## Do this
Only a number is required: how many lines of the material contain the word "JSON"?

## Supplied material
▬▬▬▬▬▬▬▬▬▬

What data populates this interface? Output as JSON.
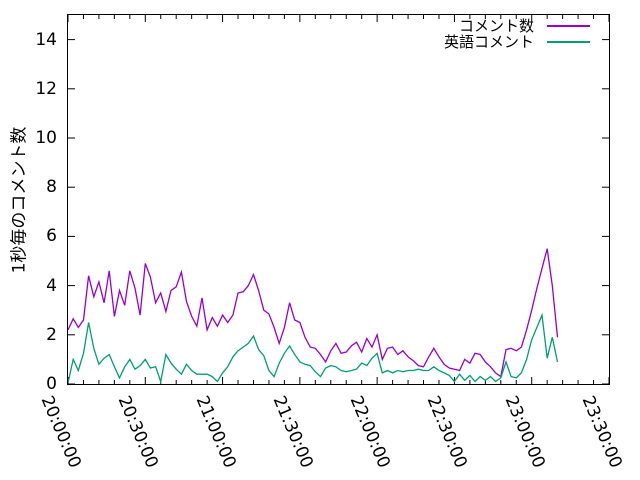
{
  "figure": {
    "background_color": "#ffffff",
    "axis_color": "#000000"
  },
  "chart_data": {
    "type": "line",
    "title": "",
    "xlabel": "",
    "ylabel": "1秒毎のコメント数",
    "grid": false,
    "legend_position": "top-right-inside",
    "x_axis": {
      "tick_labels": [
        "20:00:00",
        "20:30:00",
        "21:00:00",
        "21:30:00",
        "22:00:00",
        "22:30:00",
        "23:00:00",
        "23:30:00"
      ],
      "tick_minutes": [
        0,
        30,
        60,
        90,
        120,
        150,
        180,
        210
      ],
      "minor_tick_every_minutes": 6,
      "range_minutes": [
        0,
        210
      ],
      "labels_rotated": true
    },
    "y_axis": {
      "tick_labels": [
        "0",
        "2",
        "4",
        "6",
        "8",
        "10",
        "12",
        "14"
      ],
      "tick_values": [
        0,
        2,
        4,
        6,
        8,
        10,
        12,
        14
      ],
      "range": [
        0,
        15
      ]
    },
    "x_start_time": "20:00:00",
    "x_end_time_of_data": "23:10:00",
    "series": [
      {
        "name": "コメント数",
        "color": "#9400d3",
        "start_minute": 0,
        "step_minutes": 2,
        "values": [
          2.2,
          2.65,
          2.3,
          2.6,
          4.4,
          3.55,
          4.15,
          3.3,
          4.6,
          2.75,
          3.8,
          3.2,
          4.6,
          3.9,
          2.8,
          4.9,
          4.35,
          3.3,
          3.7,
          2.95,
          3.8,
          3.95,
          4.55,
          3.35,
          2.75,
          2.35,
          3.5,
          2.2,
          2.7,
          2.35,
          2.8,
          2.5,
          2.8,
          3.7,
          3.75,
          4.0,
          4.45,
          3.8,
          3.0,
          2.85,
          2.3,
          1.65,
          2.3,
          3.3,
          2.6,
          2.5,
          1.9,
          1.5,
          1.45,
          1.2,
          0.9,
          1.35,
          1.65,
          1.25,
          1.3,
          1.55,
          1.7,
          1.3,
          1.85,
          1.5,
          2.0,
          1.0,
          1.45,
          1.5,
          1.2,
          1.35,
          1.1,
          0.95,
          0.75,
          0.7,
          1.1,
          1.45,
          1.1,
          0.8,
          0.65,
          0.6,
          0.55,
          1.0,
          0.85,
          1.25,
          1.2,
          0.9,
          0.7,
          0.45,
          0.3,
          1.4,
          1.45,
          1.35,
          1.5,
          2.2,
          3.0,
          3.9,
          4.7,
          5.5,
          4.0,
          1.9
        ]
      },
      {
        "name": "英語コメント",
        "color": "#009e73",
        "start_minute": 0,
        "step_minutes": 2,
        "values": [
          0.05,
          1.0,
          0.55,
          1.25,
          2.5,
          1.45,
          0.8,
          1.05,
          1.2,
          0.7,
          0.25,
          0.7,
          1.0,
          0.6,
          0.75,
          1.0,
          0.65,
          0.7,
          0.1,
          1.2,
          0.85,
          0.6,
          0.4,
          0.8,
          0.55,
          0.4,
          0.4,
          0.4,
          0.3,
          0.1,
          0.45,
          0.7,
          1.1,
          1.35,
          1.5,
          1.65,
          1.95,
          1.4,
          1.15,
          0.55,
          0.3,
          0.85,
          1.25,
          1.55,
          1.2,
          0.9,
          0.8,
          0.75,
          0.5,
          0.3,
          0.65,
          0.75,
          0.7,
          0.55,
          0.5,
          0.55,
          0.6,
          0.85,
          0.75,
          1.05,
          1.25,
          0.45,
          0.55,
          0.45,
          0.55,
          0.5,
          0.55,
          0.55,
          0.6,
          0.55,
          0.55,
          0.7,
          0.55,
          0.45,
          0.35,
          0.1,
          0.4,
          0.15,
          0.35,
          0.1,
          0.3,
          0.15,
          0.3,
          0.1,
          0.25,
          0.9,
          0.3,
          0.25,
          0.45,
          1.0,
          1.8,
          2.3,
          2.8,
          1.05,
          1.9,
          0.9
        ]
      }
    ]
  }
}
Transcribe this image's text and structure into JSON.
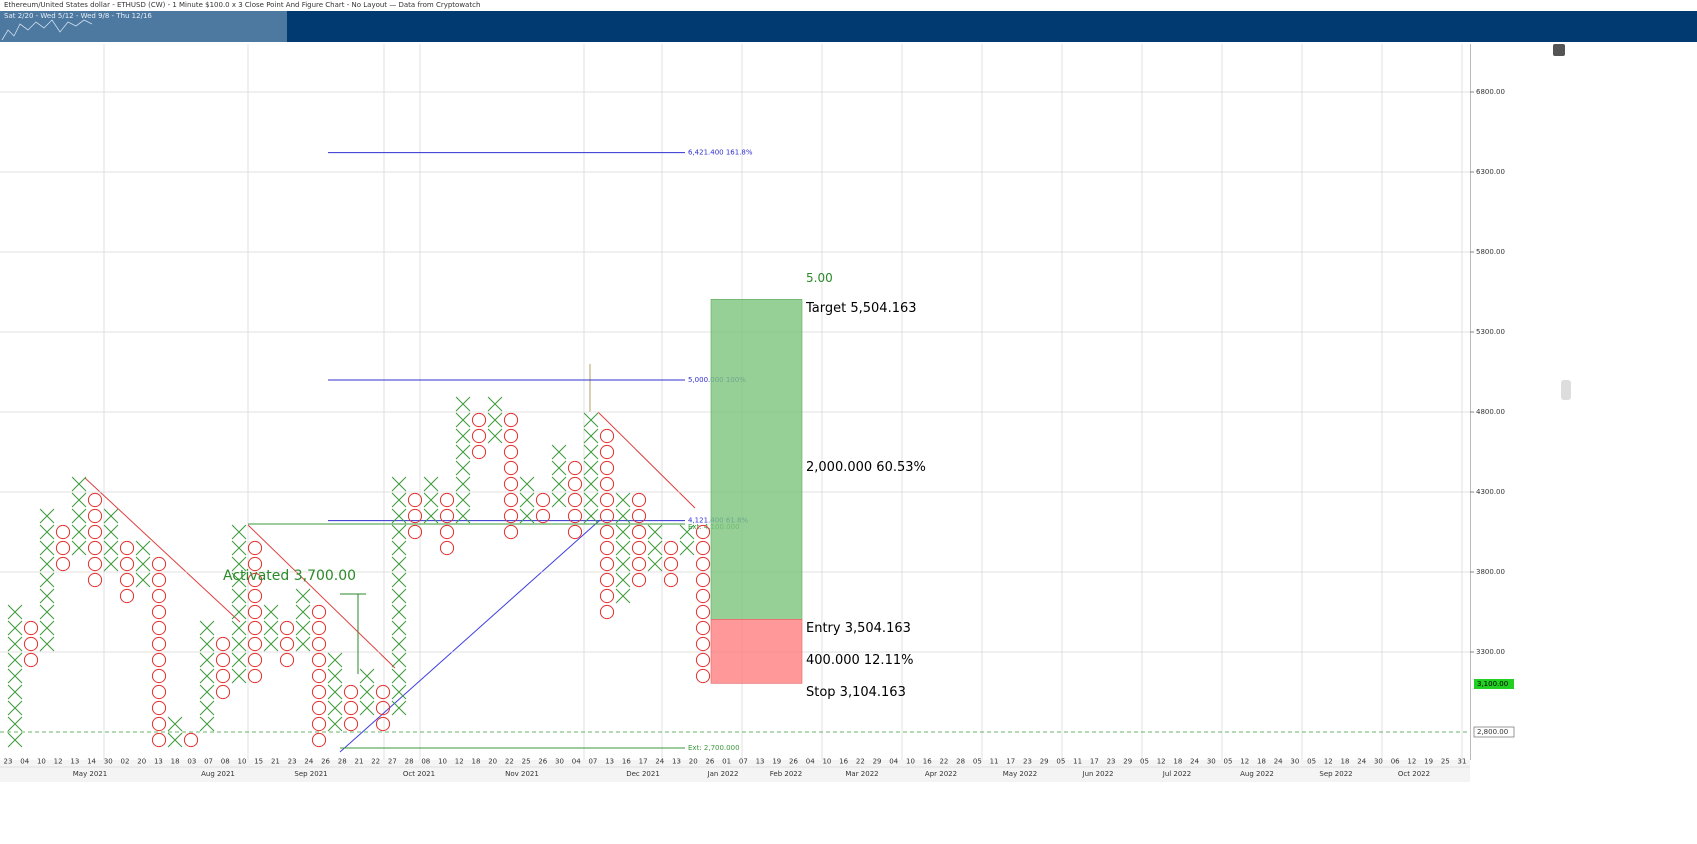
{
  "header": {
    "title": "Ethereum/United States dollar - ETHUSD (CW) - 1 Minute $100.0 x 3 Close Point And Figure Chart - No Layout — Data from Cryptowatch",
    "navigator": "Sat 2/20 - Wed 5/12 - Wed 9/8 - Thu 12/16"
  },
  "chart_data": {
    "type": "point_and_figure",
    "box_size": 100,
    "x_color": "#3a9a3a",
    "o_color": "#e03030",
    "columns": [
      {
        "kind": "X",
        "low": 2700,
        "high": 3500
      },
      {
        "kind": "O",
        "low": 3200,
        "high": 3400
      },
      {
        "kind": "X",
        "low": 3300,
        "high": 4100
      },
      {
        "kind": "O",
        "low": 3800,
        "high": 4000
      },
      {
        "kind": "X",
        "low": 3900,
        "high": 4300
      },
      {
        "kind": "O",
        "low": 3700,
        "high": 4200
      },
      {
        "kind": "X",
        "low": 3800,
        "high": 4100
      },
      {
        "kind": "O",
        "low": 3600,
        "high": 3900
      },
      {
        "kind": "X",
        "low": 3700,
        "high": 3900
      },
      {
        "kind": "O",
        "low": 2700,
        "high": 3800
      },
      {
        "kind": "X",
        "low": 2700,
        "high": 2800
      },
      {
        "kind": "O",
        "low": 2700,
        "high": 2700
      },
      {
        "kind": "X",
        "low": 2800,
        "high": 3400
      },
      {
        "kind": "O",
        "low": 3000,
        "high": 3300
      },
      {
        "kind": "X",
        "low": 3100,
        "high": 4000
      },
      {
        "kind": "O",
        "low": 3100,
        "high": 3900
      },
      {
        "kind": "X",
        "low": 3300,
        "high": 3500
      },
      {
        "kind": "O",
        "low": 3200,
        "high": 3400
      },
      {
        "kind": "X",
        "low": 3300,
        "high": 3600
      },
      {
        "kind": "O",
        "low": 2700,
        "high": 3500
      },
      {
        "kind": "X",
        "low": 2800,
        "high": 3200
      },
      {
        "kind": "O",
        "low": 2800,
        "high": 3000
      },
      {
        "kind": "X",
        "low": 2900,
        "high": 3100
      },
      {
        "kind": "O",
        "low": 2800,
        "high": 3000
      },
      {
        "kind": "X",
        "low": 2900,
        "high": 4300
      },
      {
        "kind": "O",
        "low": 4000,
        "high": 4200
      },
      {
        "kind": "X",
        "low": 4100,
        "high": 4300
      },
      {
        "kind": "O",
        "low": 3900,
        "high": 4200
      },
      {
        "kind": "X",
        "low": 4100,
        "high": 4800
      },
      {
        "kind": "O",
        "low": 4500,
        "high": 4700
      },
      {
        "kind": "X",
        "low": 4600,
        "high": 4800
      },
      {
        "kind": "O",
        "low": 4000,
        "high": 4700
      },
      {
        "kind": "X",
        "low": 4100,
        "high": 4300
      },
      {
        "kind": "O",
        "low": 4100,
        "high": 4200
      },
      {
        "kind": "X",
        "low": 4200,
        "high": 4500
      },
      {
        "kind": "O",
        "low": 4000,
        "high": 4400
      },
      {
        "kind": "X",
        "low": 4100,
        "high": 4700
      },
      {
        "kind": "O",
        "low": 3500,
        "high": 4600
      },
      {
        "kind": "X",
        "low": 3600,
        "high": 4200
      },
      {
        "kind": "O",
        "low": 3700,
        "high": 4200
      },
      {
        "kind": "X",
        "low": 3800,
        "high": 4000
      },
      {
        "kind": "O",
        "low": 3700,
        "high": 3900
      },
      {
        "kind": "X",
        "low": 3900,
        "high": 4000
      },
      {
        "kind": "O",
        "low": 3100,
        "high": 4000
      }
    ],
    "ylim": [
      2625,
      7100
    ],
    "yticks": [
      {
        "value": 6800,
        "label": "6800.00"
      },
      {
        "value": 6300,
        "label": "6300.00"
      },
      {
        "value": 5800,
        "label": "5800.00"
      },
      {
        "value": 5300,
        "label": "5300.00"
      },
      {
        "value": 4800,
        "label": "4800.00"
      },
      {
        "value": 4300,
        "label": "4300.00"
      },
      {
        "value": 3800,
        "label": "3800.00"
      },
      {
        "value": 3300,
        "label": "3300.00"
      }
    ],
    "last_price": {
      "value": 3100,
      "label": "3,100.00"
    },
    "hline": {
      "value": 2800,
      "label": "2,800.00"
    },
    "fib_lines": [
      {
        "value": 6421.4,
        "label": "6,421.400  161.8%"
      },
      {
        "value": 5000,
        "label": "5,000.000  100%"
      },
      {
        "value": 4121.4,
        "label": "4,121.400  61.8%"
      }
    ],
    "ext_lines": [
      {
        "value": 4100,
        "label": "Ext: 4,100.000"
      },
      {
        "value": 2700,
        "label": "Ext: 2,700.000"
      }
    ],
    "activated": {
      "value": 3700,
      "label": "Activated 3,700.00"
    },
    "position": {
      "target": 5504.163,
      "entry": 3504.163,
      "stop": 3104.163,
      "ratio_label": "5.00",
      "target_label": "Target  5,504.163",
      "reward_label": "2,000.000  60.53%",
      "entry_label": "Entry  3,504.163",
      "risk_label": "400.000  12.11%",
      "stop_label": "Stop  3,104.163"
    },
    "date_labels": [
      "23",
      "04",
      "10",
      "12",
      "13",
      "14",
      "30",
      "02",
      "20",
      "13",
      "18",
      "03",
      "07",
      "08",
      "10",
      "15",
      "21",
      "23",
      "24",
      "26",
      "28",
      "21",
      "22",
      "27",
      "28",
      "08",
      "10",
      "12",
      "18",
      "20",
      "22",
      "25",
      "26",
      "30",
      "04",
      "07",
      "13",
      "16",
      "17",
      "24",
      "13",
      "20",
      "26",
      "01",
      "07",
      "13",
      "19",
      "26",
      "04",
      "10",
      "16",
      "22",
      "29",
      "04",
      "10",
      "16",
      "22",
      "28",
      "05",
      "11",
      "17",
      "23",
      "29",
      "05",
      "11",
      "17",
      "23",
      "29",
      "05",
      "12",
      "18",
      "24",
      "30",
      "05",
      "12",
      "18",
      "24",
      "30",
      "05",
      "12",
      "18",
      "24",
      "30",
      "06",
      "12",
      "19",
      "25",
      "31"
    ],
    "month_labels": [
      "May 2021",
      "Aug 2021",
      "Sep 2021",
      "Oct 2021",
      "Nov 2021",
      "Dec 2021",
      "Jan 2022",
      "Feb 2022",
      "Mar 2022",
      "Apr 2022",
      "May 2022",
      "Jun 2022",
      "Jul 2022",
      "Aug 2022",
      "Sep 2022",
      "Oct 2022"
    ]
  }
}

▬▬▬▬▬▬▬▬▬▬

## Answer to the problem
2